Challenge:
Below are records; count the lines that contain "Aucun" and give only the total.
• • • • • • •
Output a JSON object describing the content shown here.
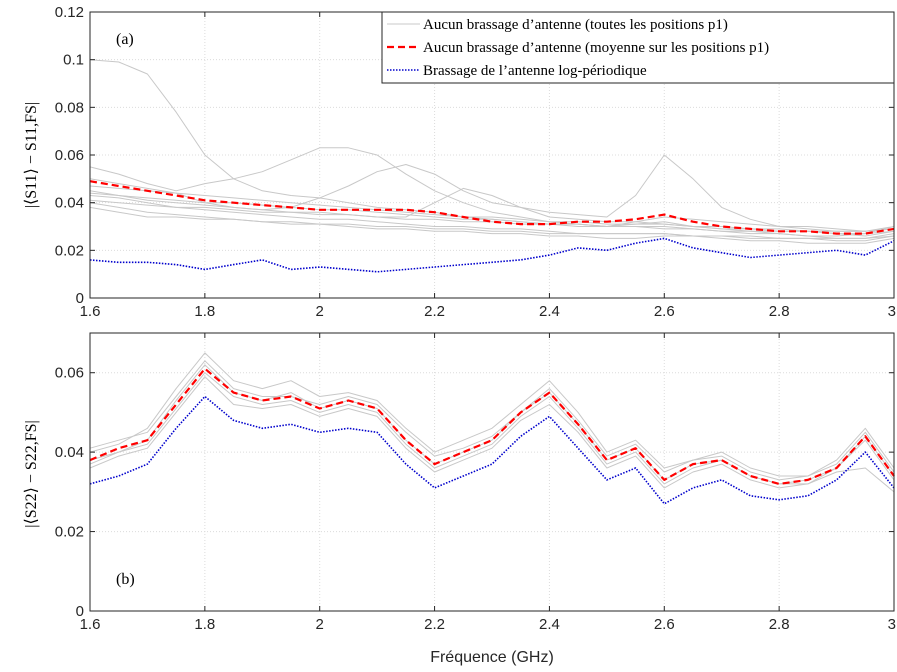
{
  "chart_data": [
    {
      "type": "line",
      "panel_label": "(a)",
      "ylabel": "|⟨S11⟩ − S11,FS|",
      "xlabel": "",
      "xlim": [
        1.6,
        3.0
      ],
      "ylim": [
        0,
        0.12
      ],
      "xticks": [
        "1.6",
        "1.8",
        "2",
        "2.2",
        "2.4",
        "2.6",
        "2.8",
        "3"
      ],
      "yticks": [
        "0",
        "0.02",
        "0.04",
        "0.06",
        "0.08",
        "0.1",
        "0.12"
      ],
      "grid": true,
      "legend_position": "top-right",
      "legend": [
        {
          "label": "Aucun brassage d’antenne (toutes les positions p1)",
          "color": "#c8c8c8",
          "style": "solid"
        },
        {
          "label": "Aucun brassage d’antenne (moyenne sur les positions p1)",
          "color": "#ff0000",
          "style": "dashed"
        },
        {
          "label": "Brassage de l’antenne log-périodique",
          "color": "#0000cc",
          "style": "dotted"
        }
      ],
      "series": [
        {
          "role": "all-positions",
          "color": "#c8c8c8",
          "style": "solid",
          "x": [
            1.6,
            1.65,
            1.7,
            1.75,
            1.8,
            1.85,
            1.9,
            1.95,
            2.0,
            2.05,
            2.1,
            2.15,
            2.2,
            2.25,
            2.3,
            2.35,
            2.4,
            2.45,
            2.5,
            2.55,
            2.6,
            2.65,
            2.7,
            2.75,
            2.8,
            2.85,
            2.9,
            2.95,
            3.0
          ],
          "values": [
            [
              0.1,
              0.099,
              0.094,
              0.078,
              0.06,
              0.05,
              0.045,
              0.043,
              0.042,
              0.04,
              0.038,
              0.037,
              0.036,
              0.034,
              0.033,
              0.032,
              0.031,
              0.031,
              0.03,
              0.03,
              0.03,
              0.029,
              0.028,
              0.028,
              0.028,
              0.028,
              0.027,
              0.027,
              0.028
            ],
            [
              0.055,
              0.052,
              0.048,
              0.045,
              0.048,
              0.05,
              0.053,
              0.058,
              0.063,
              0.063,
              0.06,
              0.052,
              0.045,
              0.04,
              0.036,
              0.034,
              0.032,
              0.031,
              0.03,
              0.031,
              0.032,
              0.03,
              0.029,
              0.028,
              0.027,
              0.026,
              0.026,
              0.027,
              0.03
            ],
            [
              0.05,
              0.048,
              0.046,
              0.044,
              0.04,
              0.038,
              0.037,
              0.038,
              0.042,
              0.047,
              0.053,
              0.056,
              0.052,
              0.045,
              0.04,
              0.038,
              0.036,
              0.035,
              0.034,
              0.043,
              0.06,
              0.05,
              0.038,
              0.033,
              0.03,
              0.029,
              0.028,
              0.028,
              0.029
            ],
            [
              0.045,
              0.043,
              0.041,
              0.04,
              0.039,
              0.038,
              0.037,
              0.036,
              0.036,
              0.035,
              0.034,
              0.034,
              0.04,
              0.046,
              0.043,
              0.038,
              0.034,
              0.033,
              0.032,
              0.032,
              0.031,
              0.03,
              0.029,
              0.029,
              0.028,
              0.028,
              0.027,
              0.026,
              0.028
            ],
            [
              0.043,
              0.042,
              0.04,
              0.038,
              0.038,
              0.037,
              0.036,
              0.036,
              0.035,
              0.035,
              0.034,
              0.033,
              0.033,
              0.032,
              0.032,
              0.031,
              0.031,
              0.03,
              0.03,
              0.032,
              0.034,
              0.033,
              0.032,
              0.031,
              0.03,
              0.03,
              0.029,
              0.028,
              0.03
            ],
            [
              0.041,
              0.04,
              0.039,
              0.038,
              0.037,
              0.036,
              0.035,
              0.034,
              0.033,
              0.033,
              0.032,
              0.031,
              0.03,
              0.03,
              0.029,
              0.029,
              0.028,
              0.027,
              0.027,
              0.027,
              0.027,
              0.026,
              0.026,
              0.025,
              0.025,
              0.025,
              0.024,
              0.024,
              0.026
            ],
            [
              0.04,
              0.038,
              0.036,
              0.035,
              0.034,
              0.033,
              0.032,
              0.031,
              0.031,
              0.03,
              0.029,
              0.029,
              0.028,
              0.028,
              0.027,
              0.027,
              0.026,
              0.026,
              0.025,
              0.025,
              0.026,
              0.026,
              0.025,
              0.024,
              0.024,
              0.023,
              0.023,
              0.023,
              0.025
            ],
            [
              0.038,
              0.036,
              0.034,
              0.034,
              0.033,
              0.033,
              0.032,
              0.032,
              0.031,
              0.031,
              0.03,
              0.03,
              0.029,
              0.029,
              0.028,
              0.028,
              0.027,
              0.027,
              0.027,
              0.027,
              0.027,
              0.026,
              0.026,
              0.026,
              0.025,
              0.025,
              0.025,
              0.025,
              0.026
            ],
            [
              0.047,
              0.046,
              0.045,
              0.044,
              0.043,
              0.042,
              0.041,
              0.04,
              0.039,
              0.038,
              0.037,
              0.036,
              0.035,
              0.034,
              0.034,
              0.033,
              0.032,
              0.032,
              0.031,
              0.031,
              0.031,
              0.03,
              0.03,
              0.029,
              0.029,
              0.028,
              0.028,
              0.028,
              0.029
            ],
            [
              0.044,
              0.043,
              0.042,
              0.041,
              0.04,
              0.04,
              0.039,
              0.038,
              0.037,
              0.037,
              0.036,
              0.035,
              0.034,
              0.033,
              0.033,
              0.032,
              0.031,
              0.031,
              0.03,
              0.03,
              0.029,
              0.029,
              0.028,
              0.027,
              0.027,
              0.026,
              0.025,
              0.025,
              0.027
            ]
          ]
        },
        {
          "role": "mean",
          "color": "#ff0000",
          "style": "dashed",
          "x": [
            1.6,
            1.65,
            1.7,
            1.75,
            1.8,
            1.85,
            1.9,
            1.95,
            2.0,
            2.05,
            2.1,
            2.15,
            2.2,
            2.25,
            2.3,
            2.35,
            2.4,
            2.45,
            2.5,
            2.55,
            2.6,
            2.65,
            2.7,
            2.75,
            2.8,
            2.85,
            2.9,
            2.95,
            3.0
          ],
          "values": [
            0.049,
            0.047,
            0.045,
            0.043,
            0.041,
            0.04,
            0.039,
            0.038,
            0.037,
            0.037,
            0.037,
            0.037,
            0.036,
            0.034,
            0.032,
            0.031,
            0.031,
            0.032,
            0.032,
            0.033,
            0.035,
            0.032,
            0.03,
            0.029,
            0.028,
            0.028,
            0.027,
            0.027,
            0.029
          ]
        },
        {
          "role": "log-periodic",
          "color": "#0000cc",
          "style": "dotted",
          "x": [
            1.6,
            1.65,
            1.7,
            1.75,
            1.8,
            1.85,
            1.9,
            1.95,
            2.0,
            2.05,
            2.1,
            2.15,
            2.2,
            2.25,
            2.3,
            2.35,
            2.4,
            2.45,
            2.5,
            2.55,
            2.6,
            2.65,
            2.7,
            2.75,
            2.8,
            2.85,
            2.9,
            2.95,
            3.0
          ],
          "values": [
            0.016,
            0.015,
            0.015,
            0.014,
            0.012,
            0.014,
            0.016,
            0.012,
            0.013,
            0.012,
            0.011,
            0.012,
            0.013,
            0.014,
            0.015,
            0.016,
            0.018,
            0.021,
            0.02,
            0.023,
            0.025,
            0.021,
            0.019,
            0.017,
            0.018,
            0.019,
            0.02,
            0.018,
            0.024
          ]
        }
      ]
    },
    {
      "type": "line",
      "panel_label": "(b)",
      "ylabel": "|⟨S22⟩ − S22,FS|",
      "xlabel": "Fréquence (GHz)",
      "xlim": [
        1.6,
        3.0
      ],
      "ylim": [
        0,
        0.07
      ],
      "xticks": [
        "1.6",
        "1.8",
        "2",
        "2.2",
        "2.4",
        "2.6",
        "2.8",
        "3"
      ],
      "yticks": [
        "0",
        "0.02",
        "0.04",
        "0.06"
      ],
      "grid": true,
      "series": [
        {
          "role": "all-positions",
          "color": "#c8c8c8",
          "style": "solid",
          "x": [
            1.6,
            1.65,
            1.7,
            1.75,
            1.8,
            1.85,
            1.9,
            1.95,
            2.0,
            2.05,
            2.1,
            2.15,
            2.2,
            2.25,
            2.3,
            2.35,
            2.4,
            2.45,
            2.5,
            2.55,
            2.6,
            2.65,
            2.7,
            2.75,
            2.8,
            2.85,
            2.9,
            2.95,
            3.0
          ],
          "values": [
            [
              0.04,
              0.042,
              0.046,
              0.056,
              0.065,
              0.058,
              0.056,
              0.058,
              0.054,
              0.055,
              0.053,
              0.046,
              0.04,
              0.043,
              0.046,
              0.052,
              0.058,
              0.05,
              0.04,
              0.043,
              0.036,
              0.038,
              0.04,
              0.036,
              0.034,
              0.034,
              0.038,
              0.046,
              0.036
            ],
            [
              0.038,
              0.04,
              0.043,
              0.053,
              0.062,
              0.055,
              0.053,
              0.055,
              0.051,
              0.053,
              0.051,
              0.043,
              0.037,
              0.04,
              0.043,
              0.05,
              0.055,
              0.047,
              0.038,
              0.041,
              0.033,
              0.037,
              0.038,
              0.034,
              0.032,
              0.033,
              0.036,
              0.044,
              0.034
            ],
            [
              0.036,
              0.039,
              0.041,
              0.05,
              0.059,
              0.052,
              0.051,
              0.052,
              0.049,
              0.051,
              0.049,
              0.041,
              0.035,
              0.038,
              0.041,
              0.048,
              0.052,
              0.045,
              0.036,
              0.039,
              0.031,
              0.035,
              0.037,
              0.033,
              0.031,
              0.032,
              0.035,
              0.036,
              0.03
            ],
            [
              0.041,
              0.043,
              0.045,
              0.054,
              0.063,
              0.056,
              0.054,
              0.054,
              0.052,
              0.054,
              0.052,
              0.045,
              0.039,
              0.041,
              0.044,
              0.05,
              0.056,
              0.048,
              0.039,
              0.042,
              0.035,
              0.038,
              0.039,
              0.035,
              0.033,
              0.034,
              0.037,
              0.045,
              0.035
            ],
            [
              0.037,
              0.04,
              0.042,
              0.051,
              0.06,
              0.054,
              0.052,
              0.053,
              0.05,
              0.052,
              0.05,
              0.042,
              0.036,
              0.039,
              0.042,
              0.049,
              0.054,
              0.046,
              0.037,
              0.04,
              0.032,
              0.036,
              0.038,
              0.034,
              0.032,
              0.032,
              0.036,
              0.043,
              0.033
            ]
          ]
        },
        {
          "role": "mean",
          "color": "#ff0000",
          "style": "dashed",
          "x": [
            1.6,
            1.65,
            1.7,
            1.75,
            1.8,
            1.85,
            1.9,
            1.95,
            2.0,
            2.05,
            2.1,
            2.15,
            2.2,
            2.25,
            2.3,
            2.35,
            2.4,
            2.45,
            2.5,
            2.55,
            2.6,
            2.65,
            2.7,
            2.75,
            2.8,
            2.85,
            2.9,
            2.95,
            3.0
          ],
          "values": [
            0.038,
            0.041,
            0.043,
            0.052,
            0.061,
            0.055,
            0.053,
            0.054,
            0.051,
            0.053,
            0.051,
            0.043,
            0.037,
            0.04,
            0.043,
            0.05,
            0.055,
            0.047,
            0.038,
            0.041,
            0.033,
            0.037,
            0.038,
            0.034,
            0.032,
            0.033,
            0.036,
            0.044,
            0.034
          ]
        },
        {
          "role": "log-periodic",
          "color": "#0000cc",
          "style": "dotted",
          "x": [
            1.6,
            1.65,
            1.7,
            1.75,
            1.8,
            1.85,
            1.9,
            1.95,
            2.0,
            2.05,
            2.1,
            2.15,
            2.2,
            2.25,
            2.3,
            2.35,
            2.4,
            2.45,
            2.5,
            2.55,
            2.6,
            2.65,
            2.7,
            2.75,
            2.8,
            2.85,
            2.9,
            2.95,
            3.0
          ],
          "values": [
            0.032,
            0.034,
            0.037,
            0.046,
            0.054,
            0.048,
            0.046,
            0.047,
            0.045,
            0.046,
            0.045,
            0.037,
            0.031,
            0.034,
            0.037,
            0.044,
            0.049,
            0.041,
            0.033,
            0.036,
            0.027,
            0.031,
            0.033,
            0.029,
            0.028,
            0.029,
            0.033,
            0.04,
            0.031
          ]
        }
      ]
    }
  ]
}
• • • • • • •
The response:
2